▶ Requirements:
Pick out each line in these entries that contains the string "transversal".

## begin Data for the task

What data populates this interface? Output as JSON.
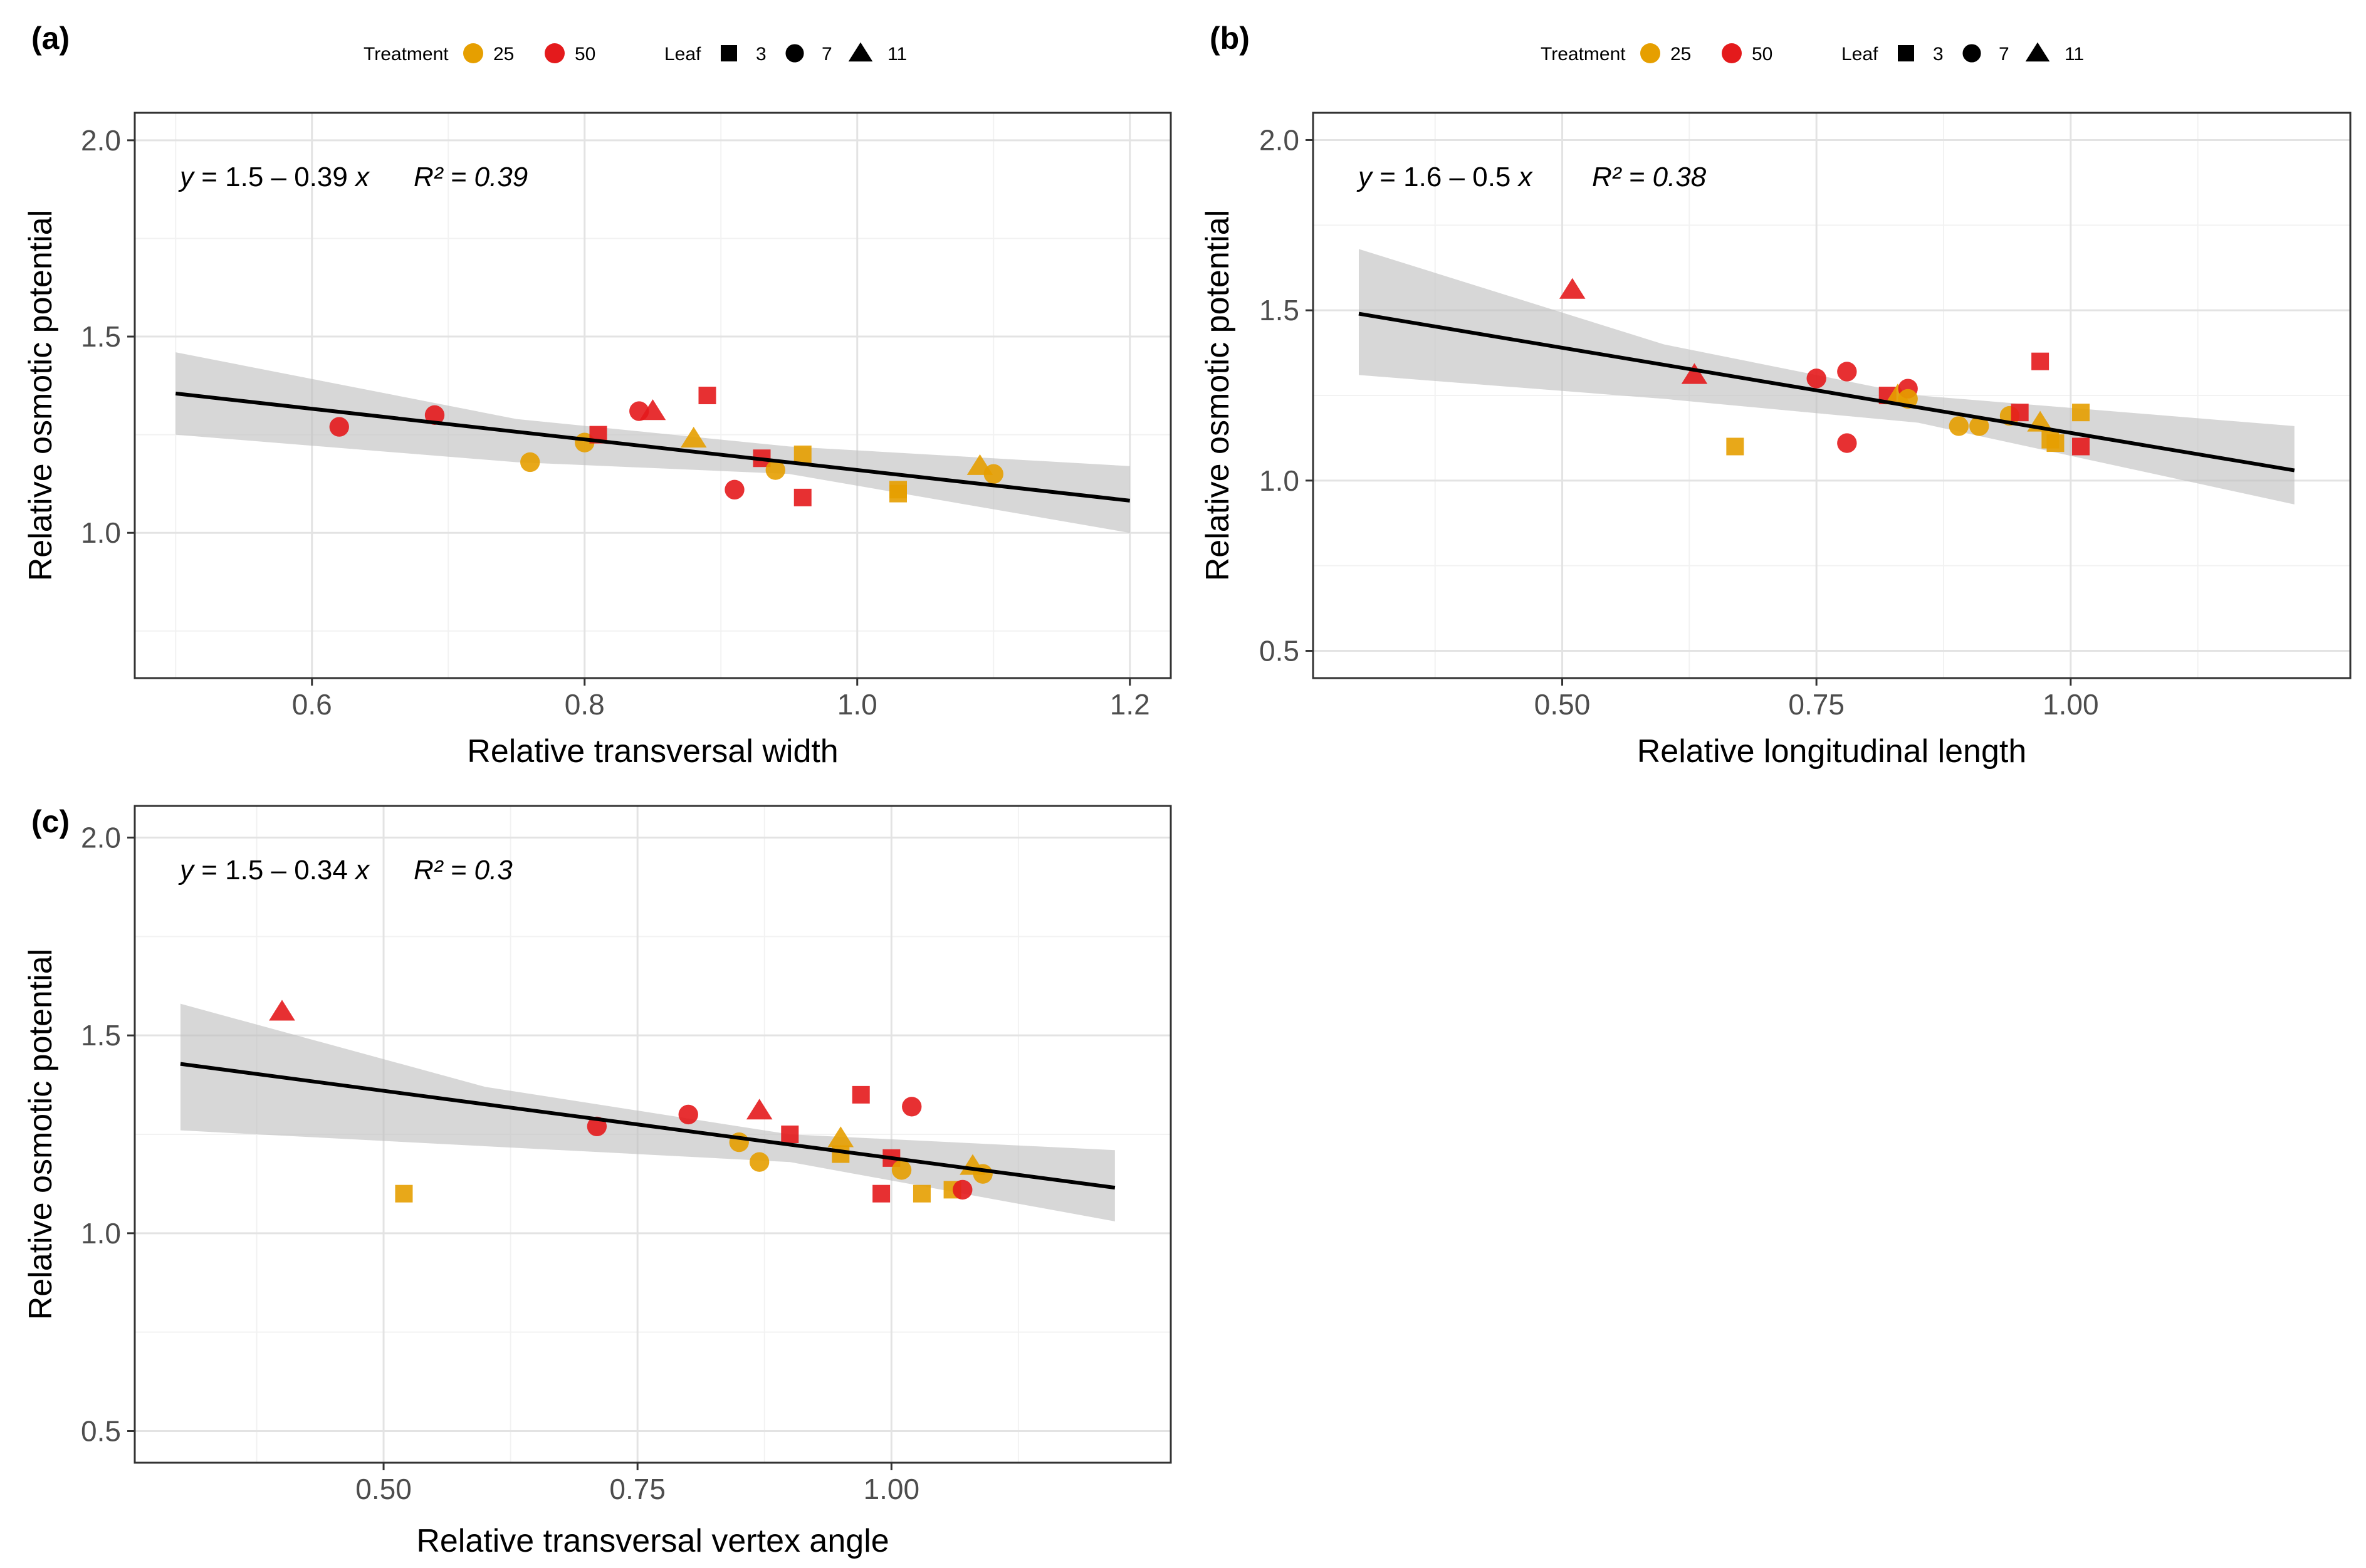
{
  "legend": {
    "treatment_title": "Treatment",
    "leaf_title": "Leaf",
    "treatment_levels": [
      {
        "label": "25",
        "color": "#E69F00"
      },
      {
        "label": "50",
        "color": "#E41A1C"
      }
    ],
    "leaf_levels": [
      {
        "label": "3",
        "shape": "square"
      },
      {
        "label": "7",
        "shape": "circle"
      },
      {
        "label": "11",
        "shape": "triangle"
      }
    ]
  },
  "chart_data": [
    {
      "panel": "(a)",
      "type": "scatter",
      "xlabel": "Relative transversal width",
      "ylabel": "Relative osmotic potential",
      "xlim": [
        0.47,
        1.23
      ],
      "ylim": [
        0.63,
        2.07
      ],
      "xticks": [
        0.6,
        0.8,
        1.0,
        1.2
      ],
      "xtick_labels": [
        "0.6",
        "0.8",
        "1.0",
        "1.2"
      ],
      "yticks": [
        1.0,
        1.5,
        2.0
      ],
      "ytick_labels": [
        "1.0",
        "1.5",
        "2.0"
      ],
      "equation": "y = 1.5 – 0.39 x",
      "r2": "R² = 0.39",
      "fit": {
        "intercept": 1.55,
        "slope": -0.39,
        "x_range": [
          0.5,
          1.2
        ]
      },
      "band": [
        [
          0.5,
          1.25,
          1.46
        ],
        [
          0.75,
          1.18,
          1.29
        ],
        [
          0.95,
          1.15,
          1.22
        ],
        [
          1.2,
          1.0,
          1.17
        ]
      ],
      "points": [
        {
          "x": 0.62,
          "y": 1.27,
          "t": "50",
          "l": "7"
        },
        {
          "x": 0.69,
          "y": 1.3,
          "t": "50",
          "l": "7"
        },
        {
          "x": 0.76,
          "y": 1.18,
          "t": "25",
          "l": "7"
        },
        {
          "x": 0.8,
          "y": 1.23,
          "t": "25",
          "l": "7"
        },
        {
          "x": 0.81,
          "y": 1.25,
          "t": "50",
          "l": "3"
        },
        {
          "x": 0.84,
          "y": 1.31,
          "t": "50",
          "l": "7"
        },
        {
          "x": 0.85,
          "y": 1.31,
          "t": "50",
          "l": "11"
        },
        {
          "x": 0.88,
          "y": 1.24,
          "t": "25",
          "l": "11"
        },
        {
          "x": 0.89,
          "y": 1.35,
          "t": "50",
          "l": "3"
        },
        {
          "x": 0.91,
          "y": 1.11,
          "t": "50",
          "l": "7"
        },
        {
          "x": 0.93,
          "y": 1.19,
          "t": "50",
          "l": "3"
        },
        {
          "x": 0.94,
          "y": 1.16,
          "t": "25",
          "l": "7"
        },
        {
          "x": 0.96,
          "y": 1.09,
          "t": "50",
          "l": "3"
        },
        {
          "x": 0.96,
          "y": 1.2,
          "t": "25",
          "l": "3"
        },
        {
          "x": 1.03,
          "y": 1.11,
          "t": "25",
          "l": "3"
        },
        {
          "x": 1.03,
          "y": 1.1,
          "t": "25",
          "l": "3"
        },
        {
          "x": 1.09,
          "y": 1.17,
          "t": "25",
          "l": "11"
        },
        {
          "x": 1.1,
          "y": 1.15,
          "t": "25",
          "l": "7"
        }
      ]
    },
    {
      "panel": "(b)",
      "type": "scatter",
      "xlabel": "Relative longitudinal length",
      "ylabel": "Relative osmotic potential",
      "xlim": [
        0.255,
        1.275
      ],
      "ylim": [
        0.42,
        2.08
      ],
      "xticks": [
        0.5,
        0.75,
        1.0
      ],
      "xtick_labels": [
        "0.50",
        "0.75",
        "1.00"
      ],
      "yticks": [
        0.5,
        1.0,
        1.5,
        2.0
      ],
      "ytick_labels": [
        "0.5",
        "1.0",
        "1.5",
        "2.0"
      ],
      "equation": "y = 1.6 – 0.5 x",
      "r2": "R² = 0.38",
      "fit": {
        "intercept": 1.64,
        "slope": -0.5,
        "x_range": [
          0.3,
          1.22
        ]
      },
      "band": [
        [
          0.3,
          1.31,
          1.68
        ],
        [
          0.6,
          1.24,
          1.4
        ],
        [
          0.85,
          1.17,
          1.25
        ],
        [
          1.22,
          0.93,
          1.16
        ]
      ],
      "points": [
        {
          "x": 0.51,
          "y": 1.56,
          "t": "50",
          "l": "11"
        },
        {
          "x": 0.63,
          "y": 1.31,
          "t": "50",
          "l": "11"
        },
        {
          "x": 0.67,
          "y": 1.1,
          "t": "25",
          "l": "3"
        },
        {
          "x": 0.75,
          "y": 1.3,
          "t": "50",
          "l": "7"
        },
        {
          "x": 0.78,
          "y": 1.32,
          "t": "50",
          "l": "7"
        },
        {
          "x": 0.78,
          "y": 1.11,
          "t": "50",
          "l": "7"
        },
        {
          "x": 0.82,
          "y": 1.25,
          "t": "50",
          "l": "3"
        },
        {
          "x": 0.83,
          "y": 1.25,
          "t": "25",
          "l": "11"
        },
        {
          "x": 0.84,
          "y": 1.27,
          "t": "50",
          "l": "7"
        },
        {
          "x": 0.84,
          "y": 1.24,
          "t": "25",
          "l": "7"
        },
        {
          "x": 0.89,
          "y": 1.16,
          "t": "25",
          "l": "7"
        },
        {
          "x": 0.91,
          "y": 1.16,
          "t": "25",
          "l": "7"
        },
        {
          "x": 0.94,
          "y": 1.19,
          "t": "25",
          "l": "7"
        },
        {
          "x": 0.95,
          "y": 1.2,
          "t": "50",
          "l": "3"
        },
        {
          "x": 0.97,
          "y": 1.35,
          "t": "50",
          "l": "3"
        },
        {
          "x": 0.97,
          "y": 1.17,
          "t": "25",
          "l": "11"
        },
        {
          "x": 0.98,
          "y": 1.12,
          "t": "25",
          "l": "3"
        },
        {
          "x": 0.985,
          "y": 1.11,
          "t": "25",
          "l": "3"
        },
        {
          "x": 1.01,
          "y": 1.2,
          "t": "25",
          "l": "3"
        },
        {
          "x": 1.01,
          "y": 1.1,
          "t": "50",
          "l": "3"
        }
      ]
    },
    {
      "panel": "(c)",
      "type": "scatter",
      "xlabel": "Relative transversal vertex angle",
      "ylabel": "Relative osmotic potential",
      "xlim": [
        0.255,
        1.275
      ],
      "ylim": [
        0.42,
        2.08
      ],
      "xticks": [
        0.5,
        0.75,
        1.0
      ],
      "xtick_labels": [
        "0.50",
        "0.75",
        "1.00"
      ],
      "yticks": [
        0.5,
        1.0,
        1.5,
        2.0
      ],
      "ytick_labels": [
        "0.5",
        "1.0",
        "1.5",
        "2.0"
      ],
      "equation": "y = 1.5 – 0.34 x",
      "r2": "R² = 0.3",
      "fit": {
        "intercept": 1.53,
        "slope": -0.34,
        "x_range": [
          0.3,
          1.22
        ]
      },
      "band": [
        [
          0.3,
          1.26,
          1.58
        ],
        [
          0.6,
          1.22,
          1.37
        ],
        [
          0.9,
          1.18,
          1.25
        ],
        [
          1.22,
          1.03,
          1.21
        ]
      ],
      "points": [
        {
          "x": 0.4,
          "y": 1.56,
          "t": "50",
          "l": "11"
        },
        {
          "x": 0.52,
          "y": 1.1,
          "t": "25",
          "l": "3"
        },
        {
          "x": 0.71,
          "y": 1.27,
          "t": "50",
          "l": "7"
        },
        {
          "x": 0.8,
          "y": 1.3,
          "t": "50",
          "l": "7"
        },
        {
          "x": 0.85,
          "y": 1.23,
          "t": "25",
          "l": "7"
        },
        {
          "x": 0.87,
          "y": 1.31,
          "t": "50",
          "l": "11"
        },
        {
          "x": 0.87,
          "y": 1.18,
          "t": "25",
          "l": "7"
        },
        {
          "x": 0.9,
          "y": 1.25,
          "t": "50",
          "l": "3"
        },
        {
          "x": 0.95,
          "y": 1.24,
          "t": "25",
          "l": "11"
        },
        {
          "x": 0.95,
          "y": 1.2,
          "t": "25",
          "l": "3"
        },
        {
          "x": 0.97,
          "y": 1.35,
          "t": "50",
          "l": "3"
        },
        {
          "x": 0.99,
          "y": 1.1,
          "t": "50",
          "l": "3"
        },
        {
          "x": 1.0,
          "y": 1.19,
          "t": "50",
          "l": "3"
        },
        {
          "x": 1.01,
          "y": 1.16,
          "t": "25",
          "l": "7"
        },
        {
          "x": 1.02,
          "y": 1.32,
          "t": "50",
          "l": "7"
        },
        {
          "x": 1.03,
          "y": 1.1,
          "t": "25",
          "l": "3"
        },
        {
          "x": 1.06,
          "y": 1.11,
          "t": "25",
          "l": "3"
        },
        {
          "x": 1.07,
          "y": 1.11,
          "t": "50",
          "l": "7"
        },
        {
          "x": 1.08,
          "y": 1.17,
          "t": "25",
          "l": "11"
        },
        {
          "x": 1.09,
          "y": 1.15,
          "t": "25",
          "l": "7"
        }
      ]
    }
  ]
}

## end Data for the task

▶ The response:
      "xlabel": "Relative transversal width",
      "xlabel": "Relative transversal vertex angle",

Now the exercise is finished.